*MATERIAL*:

* * *

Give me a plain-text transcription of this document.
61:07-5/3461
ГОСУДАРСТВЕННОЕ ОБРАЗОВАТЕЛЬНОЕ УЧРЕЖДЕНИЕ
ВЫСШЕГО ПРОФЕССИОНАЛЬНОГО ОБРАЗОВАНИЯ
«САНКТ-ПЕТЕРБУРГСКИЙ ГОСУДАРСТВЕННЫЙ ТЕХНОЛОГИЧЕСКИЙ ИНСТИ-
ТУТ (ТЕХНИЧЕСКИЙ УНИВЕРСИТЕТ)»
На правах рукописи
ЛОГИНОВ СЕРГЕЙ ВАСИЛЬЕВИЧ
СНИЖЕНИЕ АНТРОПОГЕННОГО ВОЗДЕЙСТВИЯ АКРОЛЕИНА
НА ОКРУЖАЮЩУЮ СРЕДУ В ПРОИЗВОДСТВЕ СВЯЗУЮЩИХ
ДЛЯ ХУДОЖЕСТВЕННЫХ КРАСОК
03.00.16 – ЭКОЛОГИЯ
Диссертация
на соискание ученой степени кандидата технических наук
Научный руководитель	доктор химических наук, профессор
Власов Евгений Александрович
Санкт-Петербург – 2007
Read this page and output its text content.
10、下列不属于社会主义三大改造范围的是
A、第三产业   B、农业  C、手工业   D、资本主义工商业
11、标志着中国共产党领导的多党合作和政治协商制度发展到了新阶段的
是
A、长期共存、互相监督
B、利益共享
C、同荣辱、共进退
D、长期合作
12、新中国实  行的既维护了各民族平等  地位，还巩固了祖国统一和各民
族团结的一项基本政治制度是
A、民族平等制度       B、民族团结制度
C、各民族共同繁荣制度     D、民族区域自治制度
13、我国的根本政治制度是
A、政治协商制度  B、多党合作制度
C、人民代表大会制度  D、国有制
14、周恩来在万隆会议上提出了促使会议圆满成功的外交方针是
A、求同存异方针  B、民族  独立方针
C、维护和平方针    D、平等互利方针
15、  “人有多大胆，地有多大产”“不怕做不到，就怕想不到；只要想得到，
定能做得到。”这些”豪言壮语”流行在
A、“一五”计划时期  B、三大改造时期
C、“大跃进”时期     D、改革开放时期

* * *

*WHAT THE EXERCISE ASKS*: Each record above should be repeated exactly as it appears.

*ANSWER*:
Give me a plain-text transcription of this document.
61:07-5/3461
ГОСУДАРСТВЕННОЕ ОБРАЗОВАТЕЛЬНОЕ УЧРЕЖДЕНИЕ
ВЫСШЕГО ПРОФЕССИОНАЛЬНОГО ОБРАЗОВАНИЯ
«САНКТ-ПЕТЕРБУРГСКИЙ ГОСУДАРСТВЕННЫЙ ТЕХНОЛОГИЧЕСКИЙ ИНСТИ-
ТУТ (ТЕХНИЧЕСКИЙ УНИВЕРСИТЕТ)»
На правах рукописи
ЛОГИНОВ СЕРГЕЙ ВАСИЛЬЕВИЧ
СНИЖЕНИЕ АНТРОПОГЕННОГО ВОЗДЕЙСТВИЯ АКРОЛЕИНА
НА ОКРУЖАЮЩУЮ СРЕДУ В ПРОИЗВОДСТВЕ СВЯЗУЮЩИХ
ДЛЯ ХУДОЖЕСТВЕННЫХ КРАСОК
03.00.16 – ЭКОЛОГИЯ
Диссертация
на соискание ученой степени кандидата технических наук
Научный руководитель	доктор химических наук, профессор
Власов Евгений Александрович
Санкт-Петербург – 2007
Read this page and output its text content.
10、下列不属于社会主义三大改造范围的是
A、第三产业   B、农业  C、手工业   D、资本主义工商业
11、标志着中国共产党领导的多党合作和政治协商制度发展到了新阶段的
是
A、长期共存、互相监督
B、利益共享
C、同荣辱、共进退
D、长期合作
12、新中国实  行的既维护了各民族平等  地位，还巩固了祖国统一和各民
族团结的一项基本政治制度是
A、民族平等制度       B、民族团结制度
C、各民族共同繁荣制度     D、民族区域自治制度
13、我国的根本政治制度是
A、政治协商制度  B、多党合作制度
C、人民代表大会制度  D、国有制
14、周恩来在万隆会议上提出了促使会议圆满成功的外交方针是
A、求同存异方针  B、民族  独立方针
C、维护和平方针    D、平等互利方针
15、  “人有多大胆，地有多大产”“不怕做不到，就怕想不到；只要想得到，
定能做得到。”这些”豪言壮语”流行在
A、“一五”计划时期  B、三大改造时期
C、“大跃进”时期     D、改革开放时期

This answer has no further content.